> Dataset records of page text
Content starts
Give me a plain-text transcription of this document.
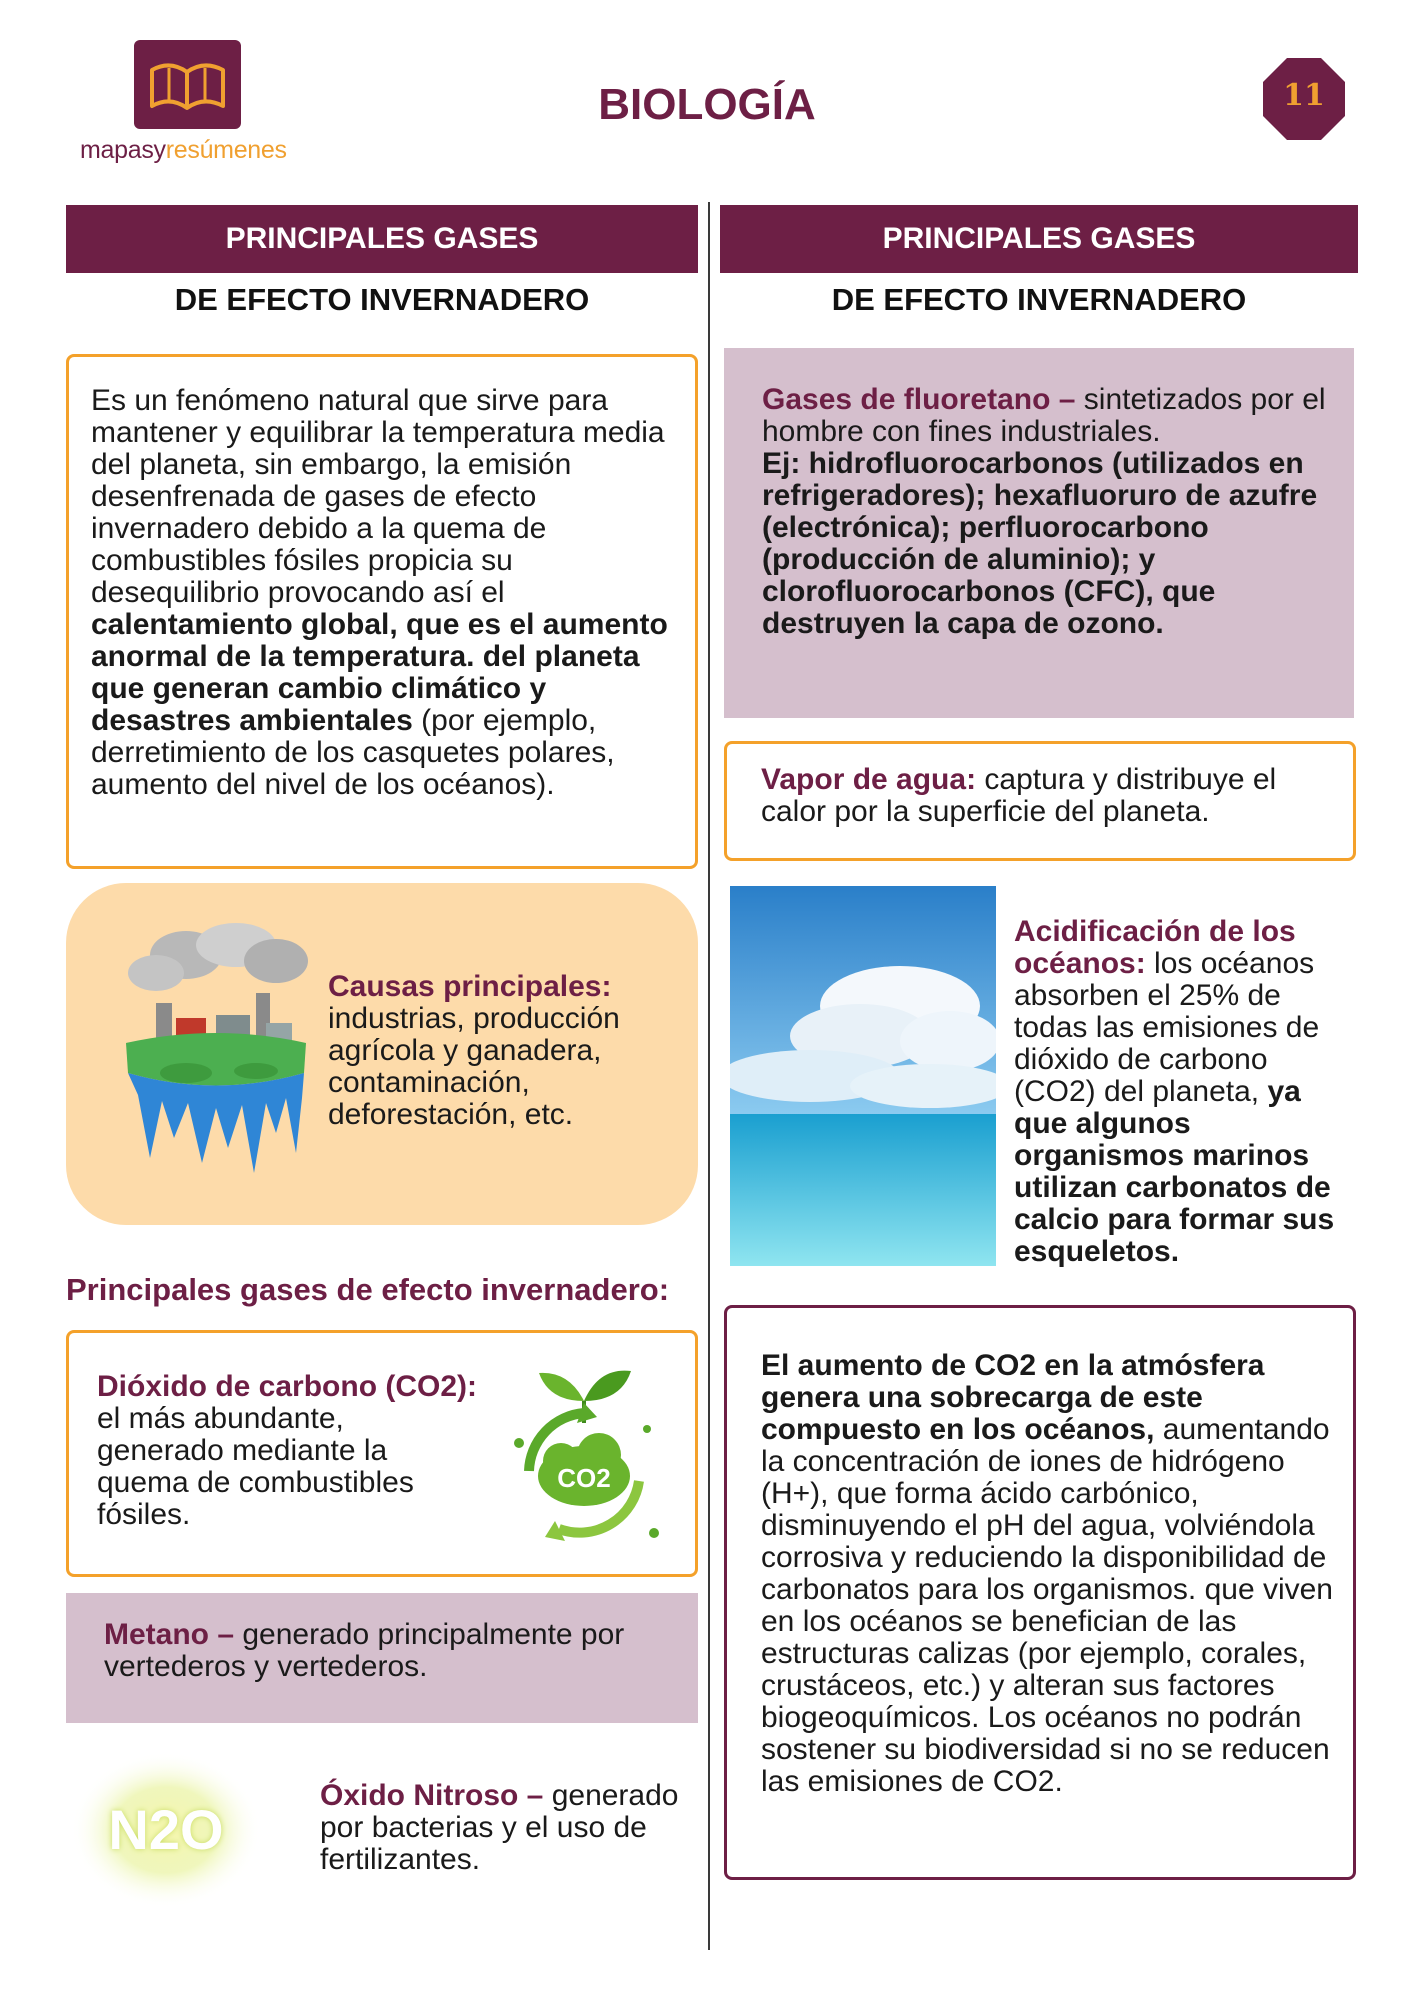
mapasyresúmenes
BIOLOGÍA	11
PRINCIPALES GASES
DE EFECTO INVERNADERO
Es un fenómeno natural que sirve para mantener y equilibrar la temperatura media del planeta, sin embargo, la emisión desenfrenada de gases de efecto invernadero debido a la quema de combustibles fósiles propicia su desequilibrio provocando así el calentamiento global, que es el aumento anormal de la temperatura. del planeta que generan cambio climático y desastres ambientales (por ejemplo, derretimiento de los casquetes polares, aumento del nivel de los océanos).
Causas principales: industrias, producción agrícola y ganadera, contaminación, deforestación, etc.
Principales gases de efecto invernadero:
Dióxido de carbono (CO2): el más abundante, generado mediante la quema de combustibles fósiles.
CO2
Metano – generado principalmente por vertederos y vertederos.
N2O
Óxido Nitroso – generado por bacterias y el uso de fertilizantes.
PRINCIPALES GASES
DE EFECTO INVERNADERO
Gases de fluoretano – sintetizados por el hombre con fines industriales.
Ej: hidrofluorocarbonos (utilizados en refrigeradores); hexafluoruro de azufre (electrónica); perfluorocarbono (producción de aluminio); y clorofluorocarbonos (CFC), que destruyen la capa de ozono.
Vapor de agua: captura y distribuye el calor por la superficie del planeta.
Acidificación de los océanos: los océanos absorben el 25% de todas las emisiones de dióxido de carbono (CO2) del planeta, ya que algunos organismos marinos utilizan carbonatos de calcio para formar sus esqueletos.
El aumento de CO2 en la atmósfera genera una sobrecarga de este compuesto en los océanos, aumentando la concentración de iones de hidrógeno (H+), que forma ácido carbónico, disminuyendo el pH del agua, volviéndola corrosiva y reduciendo la disponibilidad de carbonatos para los organismos. que viven en los océanos se benefician de las estructuras calizas (por ejemplo, corales, crustáceos, etc.) y alteran sus factores biogeoquímicos. Los océanos no podrán sostener su biodiversidad si no se reducen las emisiones de CO2.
Content ends
> EXERCISE
In the entries above, identify every line with the string "organismos".

> ANSWER SECTION
Acidificación de los océanos: los océanos absorben el 25% de todas las emisiones de dióxido de carbono (CO2) del planeta, ya que algunos organismos marinos utilizan carbonatos de calcio para formar sus esqueletos.
El aumento de CO2 en la atmósfera genera una sobrecarga de este compuesto en los océanos, aumentando la concentración de iones de hidrógeno (H+), que forma ácido carbónico, disminuyendo el pH del agua, volviéndola corrosiva y reduciendo la disponibilidad de carbonatos para los organismos. que viven en los océanos se benefician de las estructuras calizas (por ejemplo, corales, crustáceos, etc.) y alteran sus factores biogeoquímicos. Los océanos no podrán sostener su biodiversidad si no se reducen las emisiones de CO2.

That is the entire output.